§ WHAT IS EXPECTED: In the entries below, find every line holding the string "label" and collect it.

══ EXCERPTED RECORDS ══

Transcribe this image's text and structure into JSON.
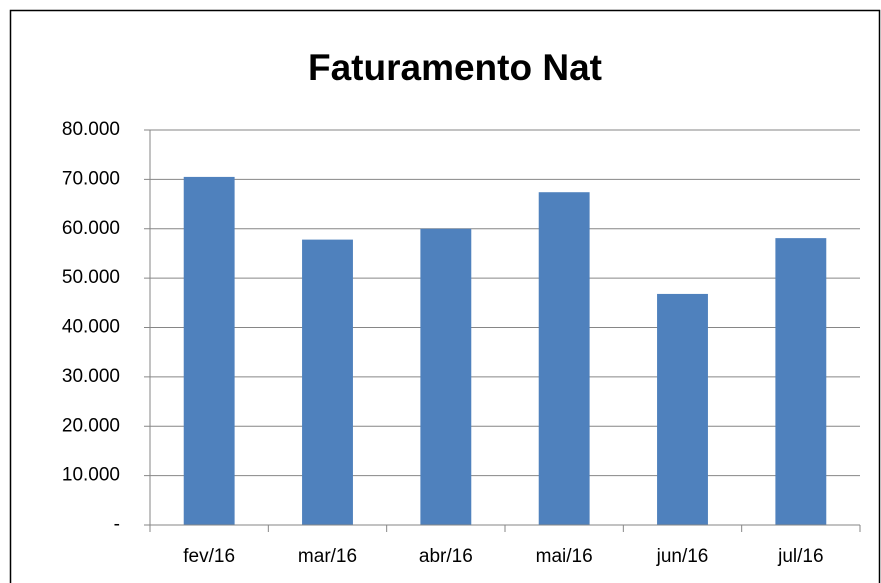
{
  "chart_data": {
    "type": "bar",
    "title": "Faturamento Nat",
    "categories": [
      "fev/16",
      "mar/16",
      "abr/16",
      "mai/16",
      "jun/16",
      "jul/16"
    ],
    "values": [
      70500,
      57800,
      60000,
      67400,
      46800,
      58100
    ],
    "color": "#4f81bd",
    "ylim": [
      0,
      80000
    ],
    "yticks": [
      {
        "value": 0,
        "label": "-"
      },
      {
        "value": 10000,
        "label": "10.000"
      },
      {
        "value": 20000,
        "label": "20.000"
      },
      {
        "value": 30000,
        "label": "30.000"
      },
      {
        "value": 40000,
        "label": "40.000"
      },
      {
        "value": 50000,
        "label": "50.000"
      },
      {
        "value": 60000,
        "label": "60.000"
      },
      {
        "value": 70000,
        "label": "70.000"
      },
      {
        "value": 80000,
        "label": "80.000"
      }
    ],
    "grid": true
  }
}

═══

§ OUTPUT FOR THIS TASK:
        "label": "-"
        "label": "10.000"
        "label": "20.000"
        "label": "30.000"
        "label": "40.000"
        "label": "50.000"
        "label": "60.000"
        "label": "70.000"
        "label": "80.000"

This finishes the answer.